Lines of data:
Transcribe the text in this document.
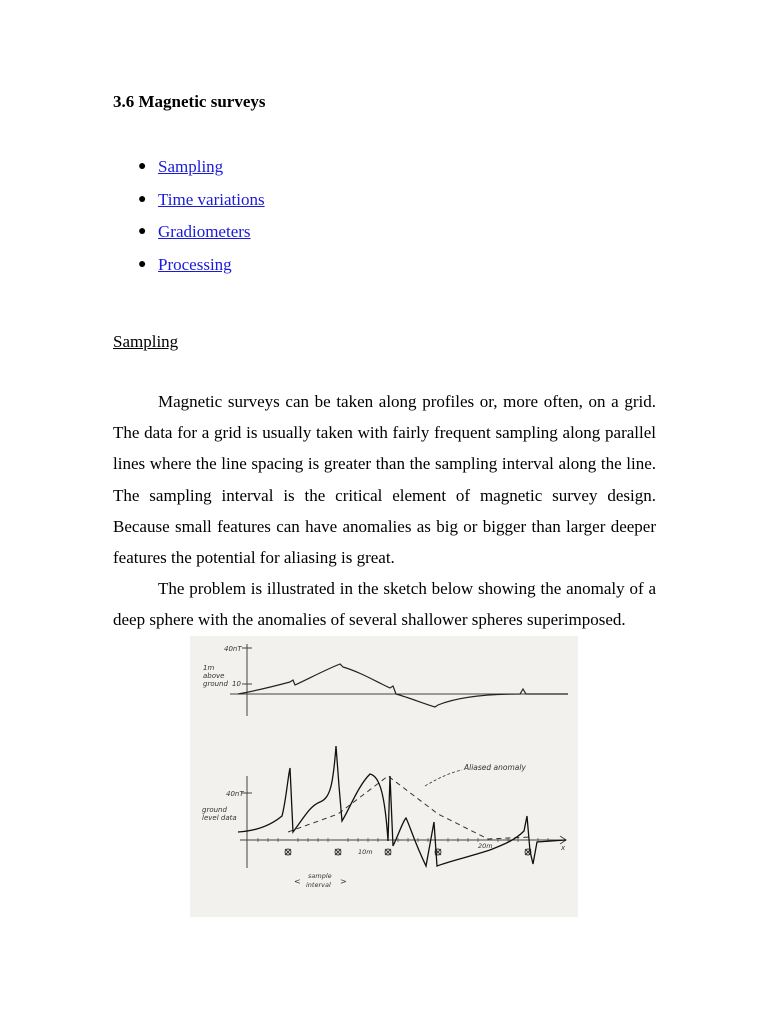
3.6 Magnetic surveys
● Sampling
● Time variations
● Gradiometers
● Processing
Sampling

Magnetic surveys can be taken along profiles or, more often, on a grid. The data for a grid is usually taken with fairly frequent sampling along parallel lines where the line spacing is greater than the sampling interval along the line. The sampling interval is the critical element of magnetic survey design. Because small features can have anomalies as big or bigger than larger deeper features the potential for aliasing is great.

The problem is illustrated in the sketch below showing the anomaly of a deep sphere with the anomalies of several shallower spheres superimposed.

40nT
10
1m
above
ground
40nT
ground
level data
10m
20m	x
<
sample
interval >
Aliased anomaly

Directions for this task:
Which lines hold the word "surveys"? Copy each of them from the records.

Correct result:
3.6 Magnetic surveys
Magnetic surveys can be taken along profiles or, more often, on a grid. The data for a grid is usually taken with fairly frequent sampling along parallel lines where the line spacing is greater than the sampling interval along the line. The sampling interval is the critical element of magnetic survey design. Because small features can have anomalies as big or bigger than larger deeper features the potential for aliasing is great.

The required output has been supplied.